Given exercise: Look over the lines below. Report each one that includes the string "with".

========================================================================

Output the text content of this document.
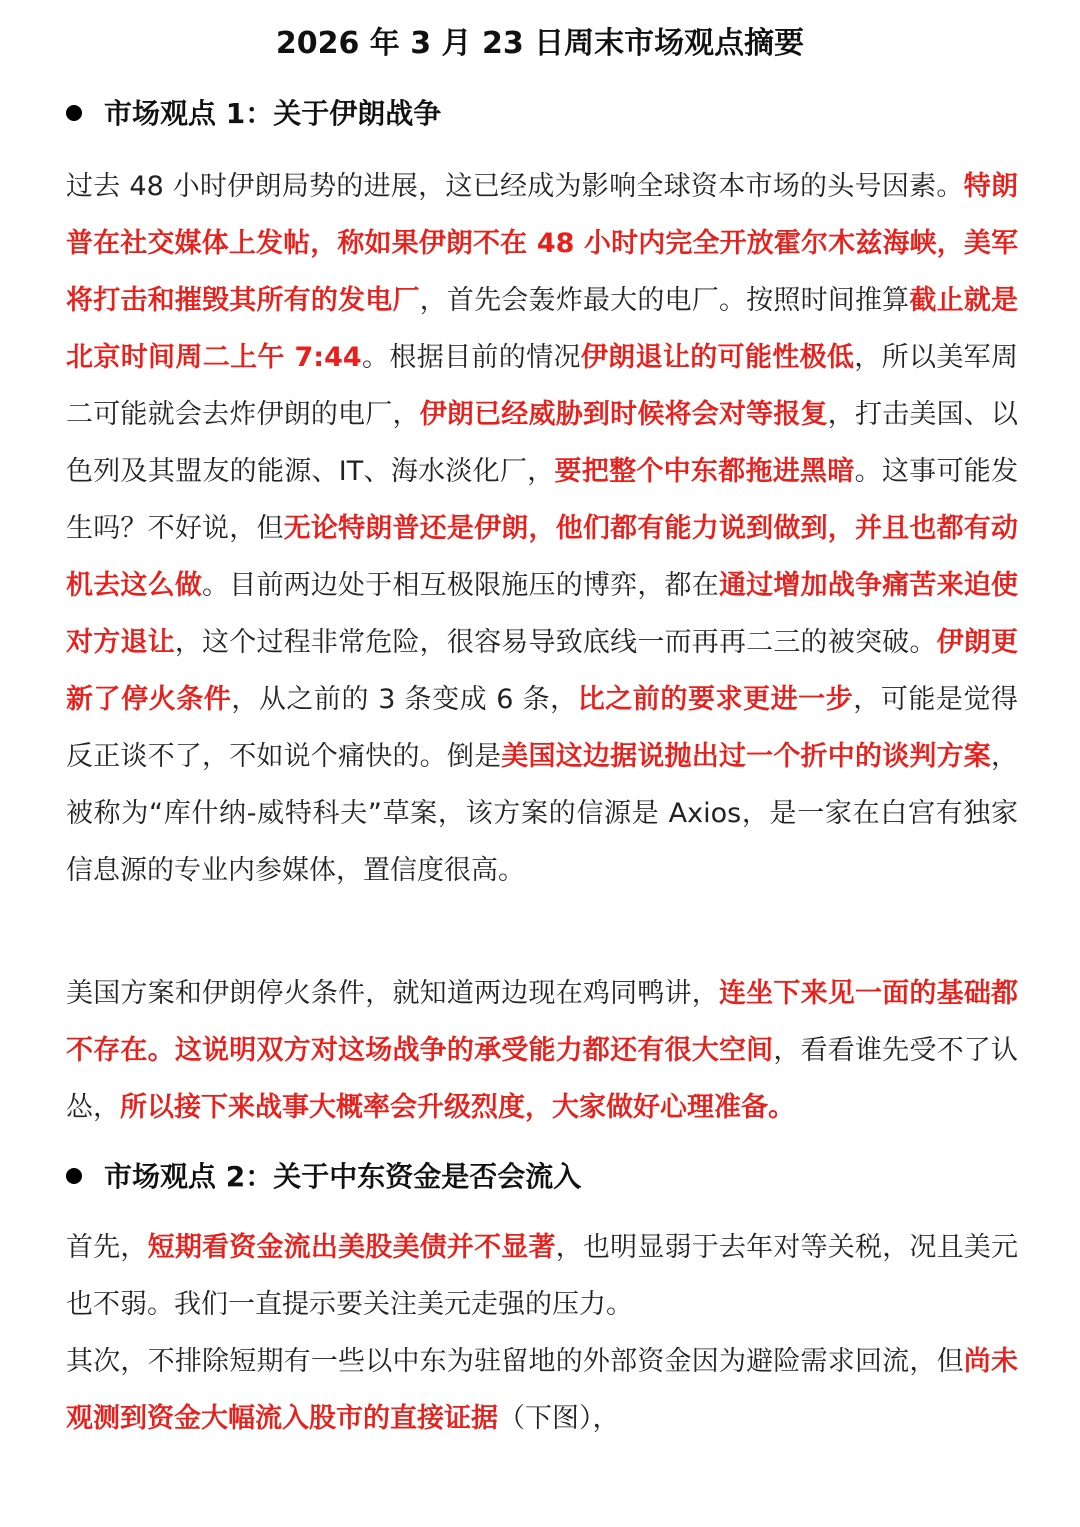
2026 年 3 月 23 日周末市场观点摘要
市场观点 1：关于伊朗战争

过去 48 小时伊朗局势的进展，这已经成为影响全球资本市场的头号因素。特朗普在社交媒体上发帖，称如果伊朗不在 48 小时内完全开放霍尔木兹海峡，美军将打击和摧毁其所有的发电厂，首先会轰炸最大的电厂。按照时间推算截止就是北京时间周二上午 7:44。根据目前的情况伊朗退让的可能性极低，所以美军周二可能就会去炸伊朗的电厂，伊朗已经威胁到时候将会对等报复，打击美国、以色列及其盟友的能源、IT、海水淡化厂，要把整个中东都拖进黑暗。这事可能发生吗？不好说，但无论特朗普还是伊朗，他们都有能力说到做到，并且也都有动机去这么做。目前两边处于相互极限施压的博弈，都在通过增加战争痛苦来迫使对方退让，这个过程非常危险，很容易导致底线一而再再二三的被突破。伊朗更新了停火条件，从之前的 3 条变成 6 条，比之前的要求更进一步，可能是觉得反正谈不了，不如说个痛快的。倒是美国这边据说抛出过一个折中的谈判方案，被称为“库什纳-威特科夫”草案，该方案的信源是 Axios，是一家在白宫有独家信息源的专业内参媒体，置信度很高。

美国方案和伊朗停火条件，就知道两边现在鸡同鸭讲，连坐下来见一面的基础都不存在。这说明双方对这场战争的承受能力都还有很大空间，看看谁先受不了认怂，所以接下来战事大概率会升级烈度，大家做好心理准备。

市场观点 2：关于中东资金是否会流入

首先，短期看资金流出美股美债并不显著，也明显弱于去年对等关税，况且美元也不弱。我们一直提示要关注美元走强的压力。

其次，不排除短期有一些以中东为驻留地的外部资金因为避险需求回流，但尚未观测到资金大幅流入股市的直接证据（下图），
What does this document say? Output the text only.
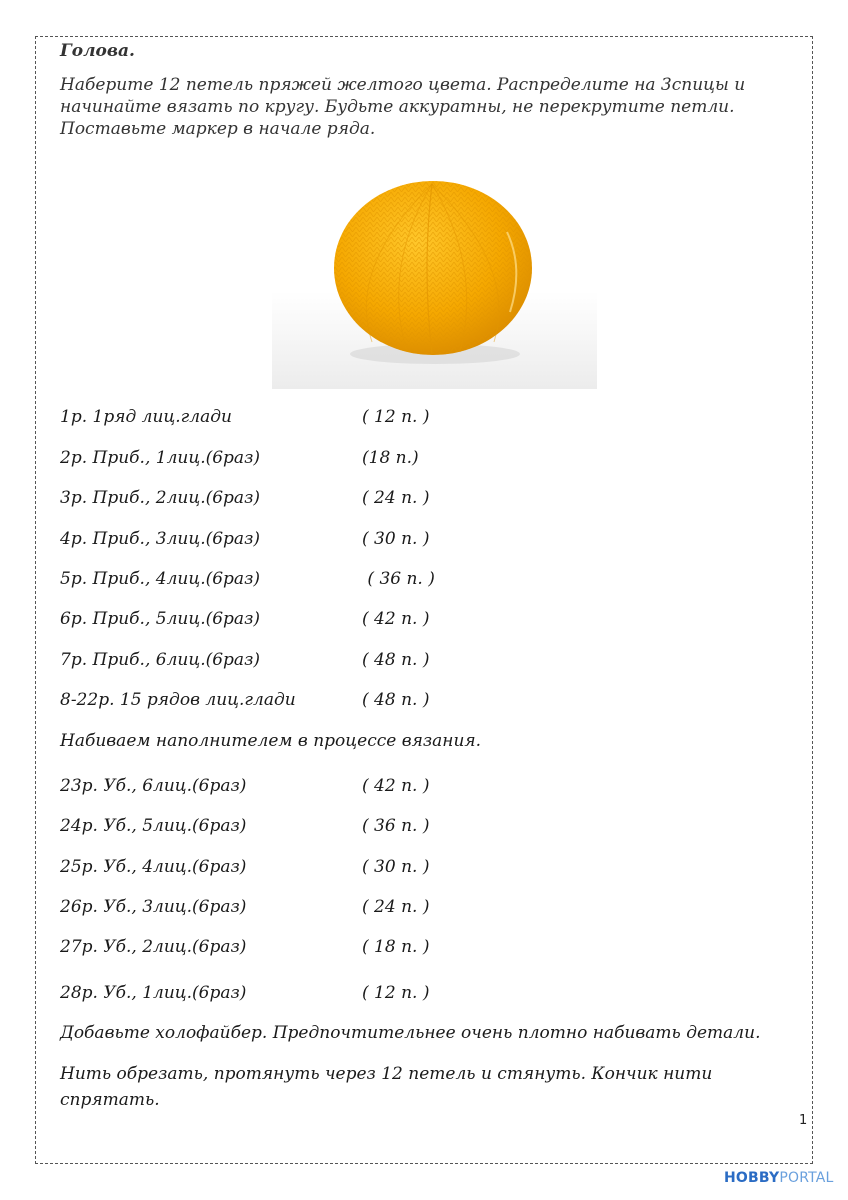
Голова.
Наберите 12 петель пряжей желтого цвета. Распределите на 3спицы и начинайте вязать по кругу. Будьте аккуратны, не перекрутите петли. Поставьте маркер в начале ряда.
1р. 1ряд лиц.глади	( 12 п. )
2р. Приб., 1лиц.(6раз)	(18 п.)
3р. Приб., 2лиц.(6раз)	( 24 п. )
4р. Приб., 3лиц.(6раз)	( 30 п. )
5р. Приб., 4лиц.(6раз)	( 36 п. )
6р. Приб., 5лиц.(6раз)	( 42 п. )
7р. Приб., 6лиц.(6раз)	( 48 п. )
8-22р. 15 рядов лиц.глади	( 48 п. )
Набиваем наполнителем в процессе вязания.
23р. Уб., 6лиц.(6раз)	( 42 п. )
24р. Уб., 5лиц.(6раз)	( 36 п. )
25р. Уб., 4лиц.(6раз)	( 30 п. )
26р. Уб., 3лиц.(6раз)	( 24 п. )
27р. Уб., 2лиц.(6раз)	( 18 п. )
28р. Уб., 1лиц.(6раз)	( 12 п. )
Добавьте холофайбер. Предпочтительнее очень плотно набивать детали.
Нить обрезать, протянуть через 12 петель и стянуть. Кончик нити спрятать.
1
HOBBYPORTAL
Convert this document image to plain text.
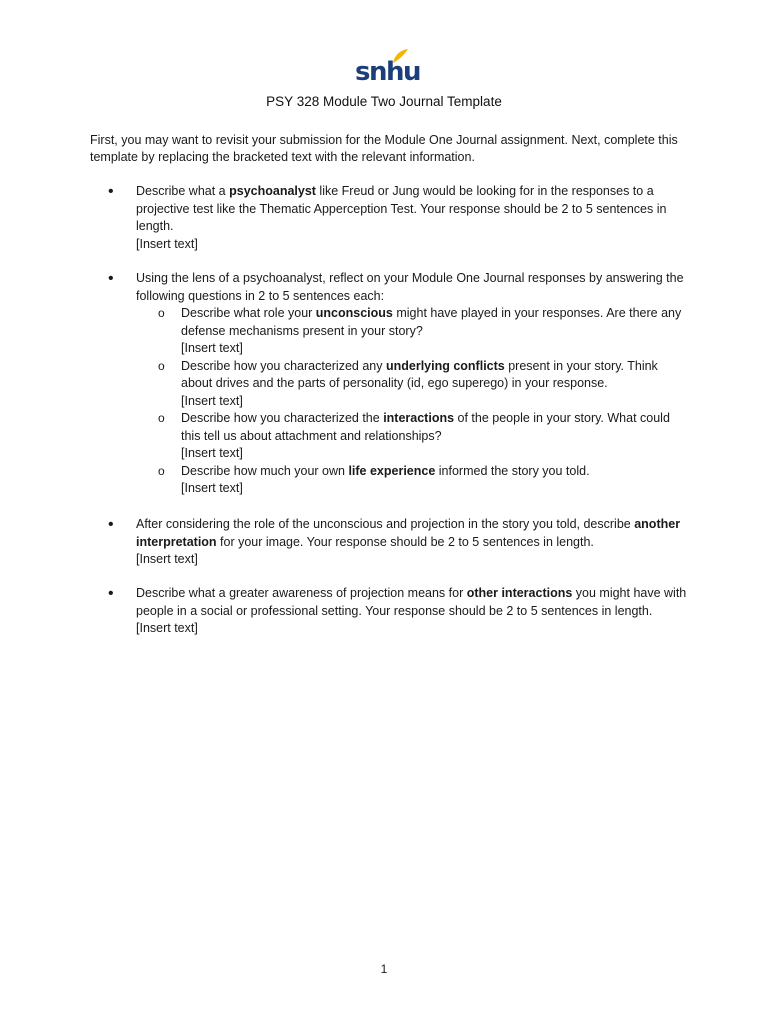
snhu
PSY 328 Module Two Journal Template
First, you may want to revisit your submission for the Module One Journal assignment. Next, complete this template by replacing the bracketed text with the relevant information.
• Describe what a psychoanalyst like Freud or Jung would be looking for in the responses to a projective test like the Thematic Apperception Test. Your response should be 2 to 5 sentences in length.
[Insert text]
• Using the lens of a psychoanalyst, reflect on your Module One Journal responses by answering the following questions in 2 to 5 sentences each:
o Describe what role your unconscious might have played in your responses. Are there any defense mechanisms present in your story?
[Insert text]
o Describe how you characterized any underlying conflicts present in your story. Think about drives and the parts of personality (id, ego superego) in your response.
[Insert text]
o Describe how you characterized the interactions of the people in your story. What could this tell us about attachment and relationships?
[Insert text]
o Describe how much your own life experience informed the story you told.
[Insert text]
• After considering the role of the unconscious and projection in the story you told, describe another interpretation for your image. Your response should be 2 to 5 sentences in length.
[Insert text]
• Describe what a greater awareness of projection means for other interactions you might have with people in a social or professional setting. Your response should be 2 to 5 sentences in length.
[Insert text]
1
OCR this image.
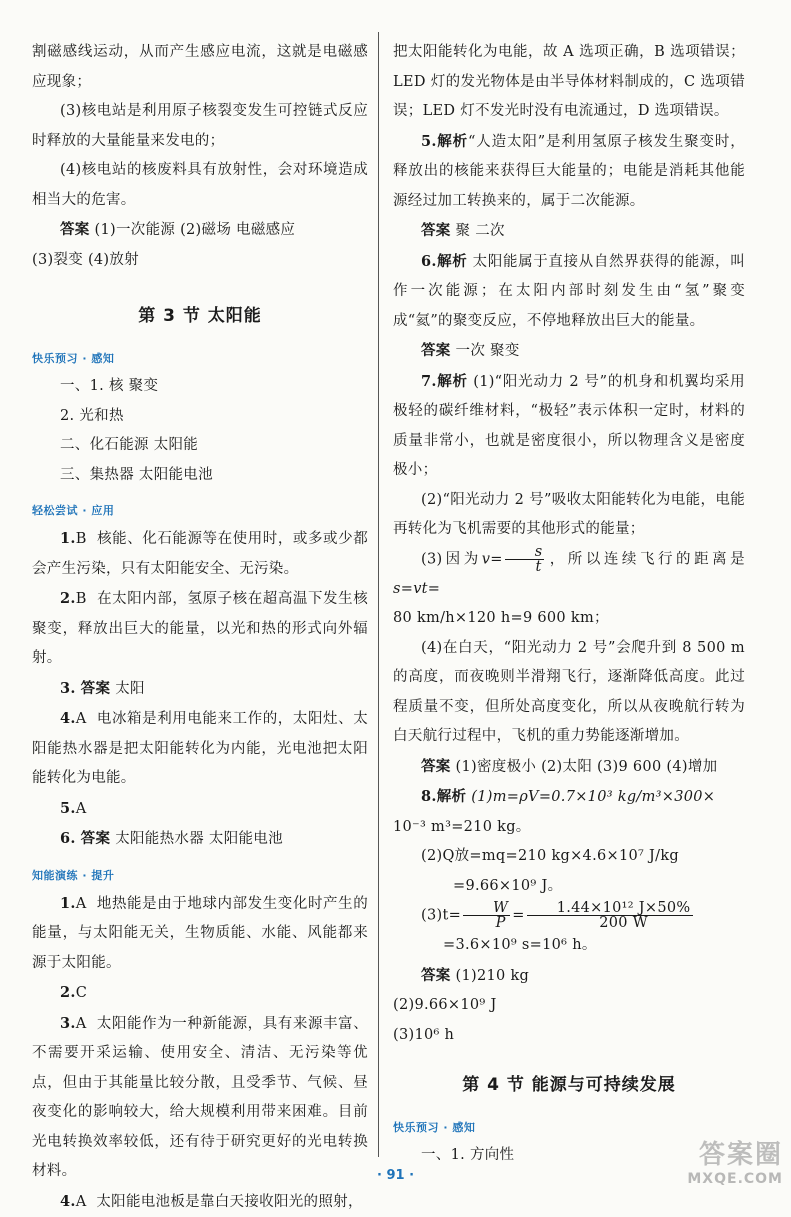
割磁感线运动，从而产生感应电流，这就是电磁感应现象；

(3)核电站是利用原子核裂变发生可控链式反应时释放的大量能量来发电的；

(4)核电站的核废料具有放射性，会对环境造成相当大的危害。

答案 (1)一次能源 (2)磁场 电磁感应

(3)裂变 (4)放射

第 3 节 太阳能
快乐预习 · 感知

一、1. 核 聚变

2. 光和热

二、化石能源 太阳能

三、集热器 太阳能电池

轻松尝试 · 应用

1.B 核能、化石能源等在使用时，或多或少都会产生污染，只有太阳能安全、无污染。

2.B 在太阳内部，氢原子核在超高温下发生核聚变，释放出巨大的能量，以光和热的形式向外辐射。

3. 答案 太阳

4.A 电冰箱是利用电能来工作的，太阳灶、太阳能热水器是把太阳能转化为内能，光电池把太阳能转化为电能。

5.A

6. 答案 太阳能热水器 太阳能电池

知能演练 · 提升

1.A 地热能是由于地球内部发生变化时产生的能量，与太阳能无关，生物质能、水能、风能都来源于太阳能。

2.C

3.A 太阳能作为一种新能源，具有来源丰富、不需要开采运输、使用安全、清洁、无污染等优点，但由于其能量比较分散，且受季节、气候、昼夜变化的影响较大，给大规模利用带来困难。目前光电转换效率较低，还有待于研究更好的光电转换材料。

4.A 太阳能电池板是靠白天接收阳光的照射，

把太阳能转化为电能，故 A 选项正确，B 选项错误；LED 灯的发光物体是由半导体材料制成的，C 选项错误；LED 灯不发光时没有电流通过，D 选项错误。

5.解析“人造太阳”是利用氢原子核发生聚变时，释放出的核能来获得巨大能量的；电能是消耗其他能源经过加工转换来的，属于二次能源。

答案 聚 二次

6.解析 太阳能属于直接从自然界获得的能源，叫作一次能源；在太阳内部时刻发生由“氢”聚变成“氦”的聚变反应，不停地释放出巨大的能量。

答案 一次 聚变

7.解析 (1)“阳光动力 2 号”的机身和机翼均采用极轻的碳纤维材料，“极轻”表示体积一定时，材料的质量非常小，也就是密度很小，所以物理含义是密度极小；

(2)“阳光动力 2 号”吸收太阳能转化为电能，电能再转化为飞机需要的其他形式的能量；

(3)因为$v= \frac{s}{t}$ ，所以连续飞行的距离是s=vt=

80 km/h×120 h=9 600 km；

(4)在白天，“阳光动力 2 号”会爬升到 8 500 m 的高度，而夜晚则半滑翔飞行，逐渐降低高度。此过程质量不变，但所处高度变化，所以从夜晚航行转为白天航行过程中，飞机的重力势能逐渐增加。

答案 (1)密度极小 (2)太阳 (3)9 600 (4)增加

8.解析 (1)m=ρV=0.7×10³ kg/m³×300×

10⁻³ m³=210 kg。

(2)Q放=mq=210 kg×4.6×10⁷ J/kg

=9.66×10⁹ J。

$(3)t= \frac{W}{P} = \frac{\text{1.44×10¹² J×50\%}}{200 W}$

=3.6×10⁹ s=10⁶ h。

答案 (1)210 kg

(2)9.66×10⁹ J

(3)10⁶ h

第 4 节 能源与可持续发展
快乐预习 · 感知

一、1. 方向性

· 91 ·
答案圈
MXQE.COM
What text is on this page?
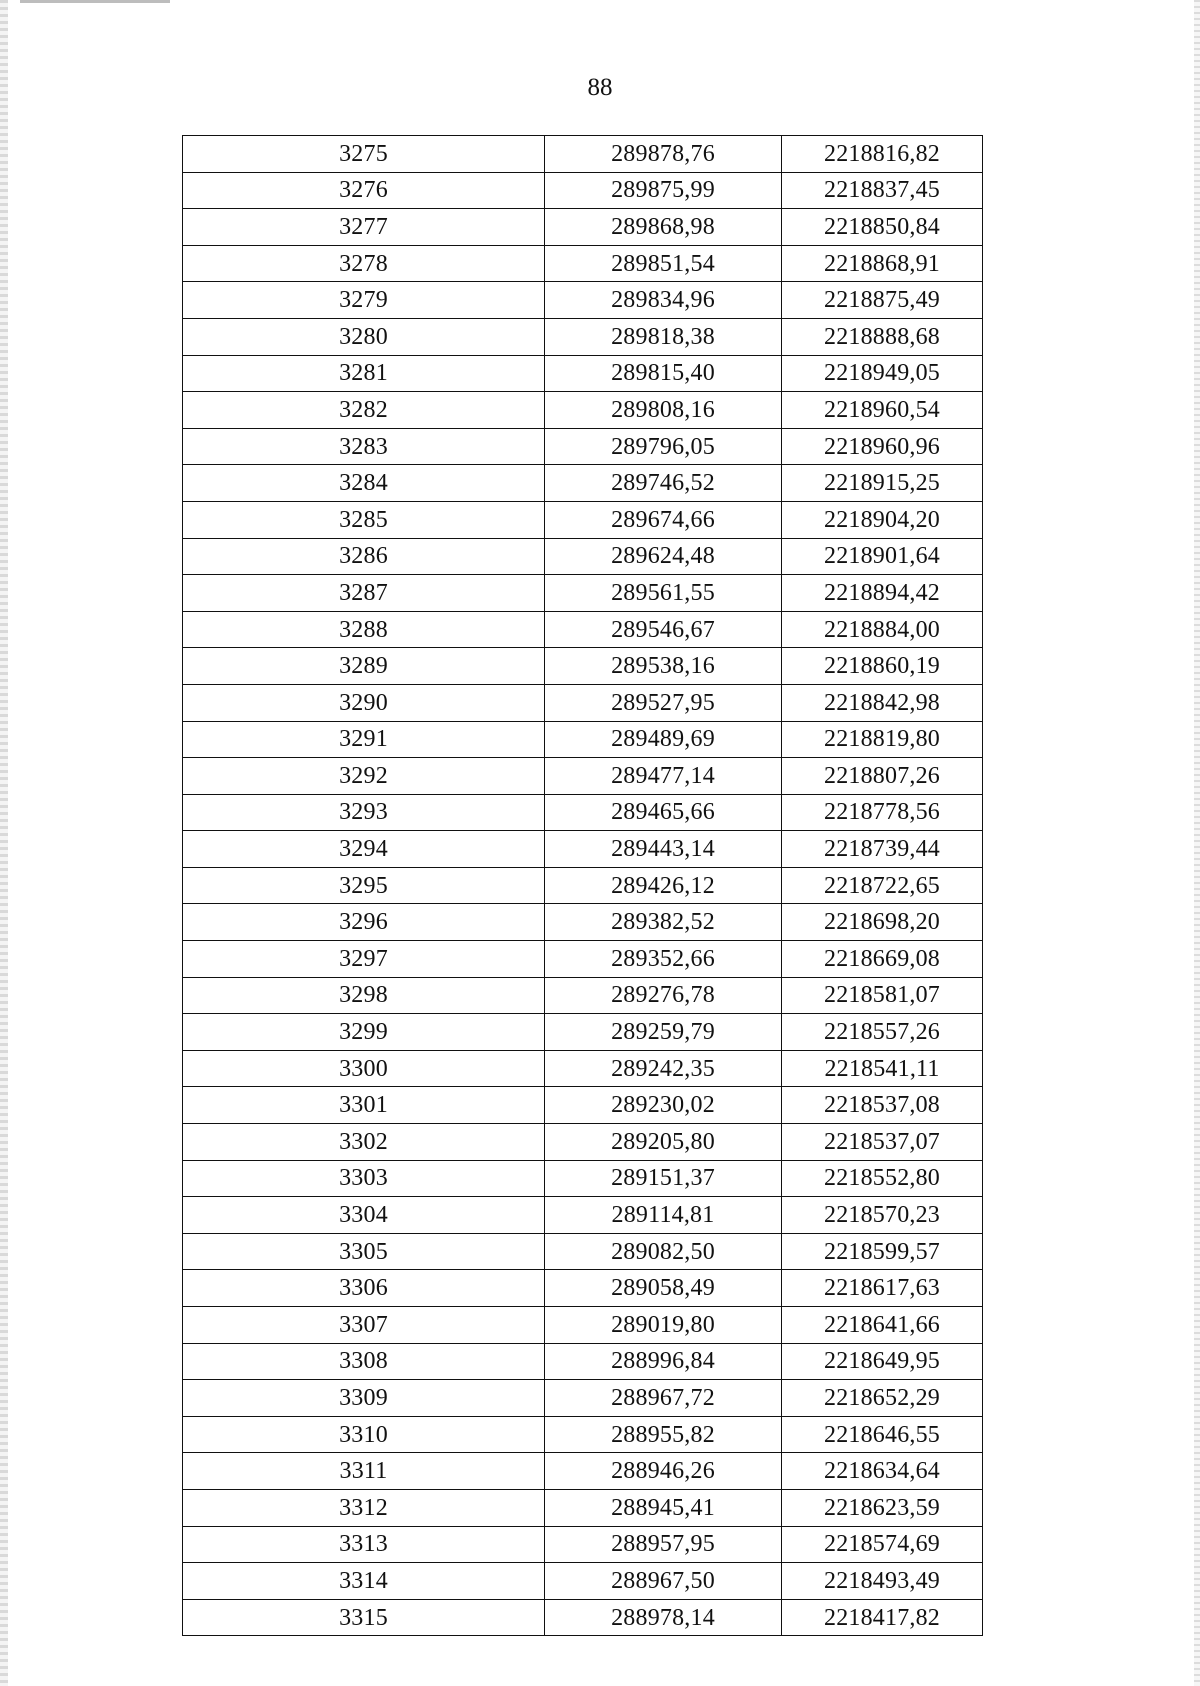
88
3275	289878,76	2218816,82
3276	289875,99	2218837,45
3277	289868,98	2218850,84
3278	289851,54	2218868,91
3279	289834,96	2218875,49
3280	289818,38	2218888,68
3281	289815,40	2218949,05
3282	289808,16	2218960,54
3283	289796,05	2218960,96
3284	289746,52	2218915,25
3285	289674,66	2218904,20
3286	289624,48	2218901,64
3287	289561,55	2218894,42
3288	289546,67	2218884,00
3289	289538,16	2218860,19
3290	289527,95	2218842,98
3291	289489,69	2218819,80
3292	289477,14	2218807,26
3293	289465,66	2218778,56
3294	289443,14	2218739,44
3295	289426,12	2218722,65
3296	289382,52	2218698,20
3297	289352,66	2218669,08
3298	289276,78	2218581,07
3299	289259,79	2218557,26
3300	289242,35	2218541,11
3301	289230,02	2218537,08
3302	289205,80	2218537,07
3303	289151,37	2218552,80
3304	289114,81	2218570,23
3305	289082,50	2218599,57
3306	289058,49	2218617,63
3307	289019,80	2218641,66
3308	288996,84	2218649,95
3309	288967,72	2218652,29
3310	288955,82	2218646,55
3311	288946,26	2218634,64
3312	288945,41	2218623,59
3313	288957,95	2218574,69
3314	288967,50	2218493,49
3315	288978,14	2218417,82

========================================================================

Solved problem:
First, you may want to revisit your submission for the Module One Journal assignment. Next, complete this template by replacing the bracketed text with the relevant information.
• Describe what a greater awareness of projection means for other interactions you might have with people in a social or professional setting. Your response should be 2 to 5 sentences in length.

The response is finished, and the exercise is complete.